#### [Instruction]
Print the data that follows exactly.

#### [Recorded information]
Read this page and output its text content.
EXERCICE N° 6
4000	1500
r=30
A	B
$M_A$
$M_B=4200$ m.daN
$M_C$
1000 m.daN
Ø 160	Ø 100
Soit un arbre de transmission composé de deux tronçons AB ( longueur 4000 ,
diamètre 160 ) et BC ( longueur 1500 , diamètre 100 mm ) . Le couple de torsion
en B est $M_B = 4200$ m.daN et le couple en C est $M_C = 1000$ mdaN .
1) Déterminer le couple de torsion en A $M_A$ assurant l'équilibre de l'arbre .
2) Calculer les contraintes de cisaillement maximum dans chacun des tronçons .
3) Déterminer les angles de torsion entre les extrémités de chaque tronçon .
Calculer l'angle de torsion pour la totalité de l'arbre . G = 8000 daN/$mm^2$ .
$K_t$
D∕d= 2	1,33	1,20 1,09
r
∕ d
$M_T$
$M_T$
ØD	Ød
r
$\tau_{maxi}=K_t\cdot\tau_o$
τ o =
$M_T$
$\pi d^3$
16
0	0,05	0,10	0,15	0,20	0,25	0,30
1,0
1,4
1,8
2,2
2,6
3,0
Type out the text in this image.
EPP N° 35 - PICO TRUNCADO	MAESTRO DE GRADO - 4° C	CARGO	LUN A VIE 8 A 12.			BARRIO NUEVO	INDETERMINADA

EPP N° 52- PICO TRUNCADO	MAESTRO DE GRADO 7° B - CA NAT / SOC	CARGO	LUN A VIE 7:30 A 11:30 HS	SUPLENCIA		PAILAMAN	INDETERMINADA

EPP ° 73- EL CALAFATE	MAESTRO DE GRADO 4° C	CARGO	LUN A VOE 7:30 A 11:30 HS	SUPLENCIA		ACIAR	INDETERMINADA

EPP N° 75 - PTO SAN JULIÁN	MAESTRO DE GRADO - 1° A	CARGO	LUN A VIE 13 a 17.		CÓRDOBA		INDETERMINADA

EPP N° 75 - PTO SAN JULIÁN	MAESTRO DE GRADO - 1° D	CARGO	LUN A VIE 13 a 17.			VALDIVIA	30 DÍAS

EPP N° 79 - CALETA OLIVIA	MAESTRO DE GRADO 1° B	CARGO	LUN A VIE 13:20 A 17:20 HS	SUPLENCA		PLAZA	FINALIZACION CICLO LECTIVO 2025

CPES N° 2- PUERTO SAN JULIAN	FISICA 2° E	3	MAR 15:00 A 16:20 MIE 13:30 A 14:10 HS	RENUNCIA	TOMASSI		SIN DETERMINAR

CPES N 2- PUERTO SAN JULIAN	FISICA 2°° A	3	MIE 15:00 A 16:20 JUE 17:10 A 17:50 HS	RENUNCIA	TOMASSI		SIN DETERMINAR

#### [Answer to the exercise]
Read this page and output its text content.
EXERCICE N° 6
4000	1500
r=30
A	B
$M_A$
$M_B=4200$ m.daN
$M_C$
1000 m.daN
Ø 160	Ø 100
Soit un arbre de transmission composé de deux tronçons AB ( longueur 4000 ,
diamètre 160 ) et BC ( longueur 1500 , diamètre 100 mm ) . Le couple de torsion
en B est $M_B = 4200$ m.daN et le couple en C est $M_C = 1000$ mdaN .
1) Déterminer le couple de torsion en A $M_A$ assurant l'équilibre de l'arbre .
2) Calculer les contraintes de cisaillement maximum dans chacun des tronçons .
3) Déterminer les angles de torsion entre les extrémités de chaque tronçon .
Calculer l'angle de torsion pour la totalité de l'arbre . G = 8000 daN/$mm^2$ .
$K_t$
D∕d= 2	1,33	1,20 1,09
r
∕ d
$M_T$
$M_T$
ØD	Ød
r
$\tau_{maxi}=K_t\cdot\tau_o$
τ o =
$M_T$
$\pi d^3$
16
0	0,05	0,10	0,15	0,20	0,25	0,30
1,0
1,4
1,8
2,2
2,6
3,0
Type out the text in this image.
EPP N° 35 - PICO TRUNCADO	MAESTRO DE GRADO - 4° C	CARGO	LUN A VIE 8 A 12.			BARRIO NUEVO	INDETERMINADA

EPP N° 52- PICO TRUNCADO	MAESTRO DE GRADO 7° B - CA NAT / SOC	CARGO	LUN A VIE 7:30 A 11:30 HS	SUPLENCIA		PAILAMAN	INDETERMINADA

EPP ° 73- EL CALAFATE	MAESTRO DE GRADO 4° C	CARGO	LUN A VOE 7:30 A 11:30 HS	SUPLENCIA		ACIAR	INDETERMINADA

EPP N° 75 - PTO SAN JULIÁN	MAESTRO DE GRADO - 1° A	CARGO	LUN A VIE 13 a 17.		CÓRDOBA		INDETERMINADA

EPP N° 75 - PTO SAN JULIÁN	MAESTRO DE GRADO - 1° D	CARGO	LUN A VIE 13 a 17.			VALDIVIA	30 DÍAS

EPP N° 79 - CALETA OLIVIA	MAESTRO DE GRADO 1° B	CARGO	LUN A VIE 13:20 A 17:20 HS	SUPLENCA		PLAZA	FINALIZACION CICLO LECTIVO 2025

CPES N° 2- PUERTO SAN JULIAN	FISICA 2° E	3	MAR 15:00 A 16:20 MIE 13:30 A 14:10 HS	RENUNCIA	TOMASSI		SIN DETERMINAR

CPES N 2- PUERTO SAN JULIAN	FISICA 2°° A	3	MIE 15:00 A 16:20 JUE 17:10 A 17:50 HS	RENUNCIA	TOMASSI		SIN DETERMINAR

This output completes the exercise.